* Material for the task *

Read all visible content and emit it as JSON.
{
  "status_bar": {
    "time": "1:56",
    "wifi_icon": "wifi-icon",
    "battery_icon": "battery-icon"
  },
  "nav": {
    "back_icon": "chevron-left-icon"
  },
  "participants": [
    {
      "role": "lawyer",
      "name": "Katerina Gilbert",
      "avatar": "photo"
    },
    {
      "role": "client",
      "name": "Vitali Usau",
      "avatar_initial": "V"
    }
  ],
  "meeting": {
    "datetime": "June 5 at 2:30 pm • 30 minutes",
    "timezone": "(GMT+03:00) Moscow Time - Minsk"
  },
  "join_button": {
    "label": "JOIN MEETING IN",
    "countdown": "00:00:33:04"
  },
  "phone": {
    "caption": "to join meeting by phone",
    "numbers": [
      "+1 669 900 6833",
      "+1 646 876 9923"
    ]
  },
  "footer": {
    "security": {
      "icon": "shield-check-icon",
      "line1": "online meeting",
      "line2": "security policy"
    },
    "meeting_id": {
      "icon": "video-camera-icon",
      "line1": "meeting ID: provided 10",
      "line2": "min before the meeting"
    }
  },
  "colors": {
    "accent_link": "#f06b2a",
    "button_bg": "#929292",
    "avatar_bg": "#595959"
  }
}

* Task prompt *
Your task is to print all of the records exactly.

* Task result *
Read all visible content and emit it as JSON.
{
  "status_bar": {
    "time": "1:56",
    "wifi_icon": "wifi-icon",
    "battery_icon": "battery-icon"
  },
  "nav": {
    "back_icon": "chevron-left-icon"
  },
  "participants": [
    {
      "role": "lawyer",
      "name": "Katerina Gilbert",
      "avatar": "photo"
    },
    {
      "role": "client",
      "name": "Vitali Usau",
      "avatar_initial": "V"
    }
  ],
  "meeting": {
    "datetime": "June 5 at 2:30 pm • 30 minutes",
    "timezone": "(GMT+03:00) Moscow Time - Minsk"
  },
  "join_button": {
    "label": "JOIN MEETING IN",
    "countdown": "00:00:33:04"
  },
  "phone": {
    "caption": "to join meeting by phone",
    "numbers": [
      "+1 669 900 6833",
      "+1 646 876 9923"
    ]
  },
  "footer": {
    "security": {
      "icon": "shield-check-icon",
      "line1": "online meeting",
      "line2": "security policy"
    },
    "meeting_id": {
      "icon": "video-camera-icon",
      "line1": "meeting ID: provided 10",
      "line2": "min before the meeting"
    }
  },
  "colors": {
    "accent_link": "#f06b2a",
    "button_bg": "#929292",
    "avatar_bg": "#595959"
  }
}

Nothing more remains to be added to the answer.